**Task**.
Below are some records; reproduce every one of them exactly.

**Raw records**.
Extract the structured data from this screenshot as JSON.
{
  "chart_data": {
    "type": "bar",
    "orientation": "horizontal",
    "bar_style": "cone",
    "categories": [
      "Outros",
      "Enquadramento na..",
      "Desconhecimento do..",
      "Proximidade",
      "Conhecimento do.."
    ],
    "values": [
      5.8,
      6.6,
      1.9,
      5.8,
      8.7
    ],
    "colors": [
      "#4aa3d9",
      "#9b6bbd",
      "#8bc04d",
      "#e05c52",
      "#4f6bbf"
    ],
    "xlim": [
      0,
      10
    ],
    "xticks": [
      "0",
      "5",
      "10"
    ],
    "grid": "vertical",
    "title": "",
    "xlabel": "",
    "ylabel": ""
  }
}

**Response**.
Extract the structured data from this screenshot as JSON.
{
  "chart_data": {
    "type": "bar",
    "orientation": "horizontal",
    "bar_style": "cone",
    "categories": [
      "Outros",
      "Enquadramento na..",
      "Desconhecimento do..",
      "Proximidade",
      "Conhecimento do.."
    ],
    "values": [
      5.8,
      6.6,
      1.9,
      5.8,
      8.7
    ],
    "colors": [
      "#4aa3d9",
      "#9b6bbd",
      "#8bc04d",
      "#e05c52",
      "#4f6bbf"
    ],
    "xlim": [
      0,
      10
    ],
    "xticks": [
      "0",
      "5",
      "10"
    ],
    "grid": "vertical",
    "title": "",
    "xlabel": "",
    "ylabel": ""
  }
}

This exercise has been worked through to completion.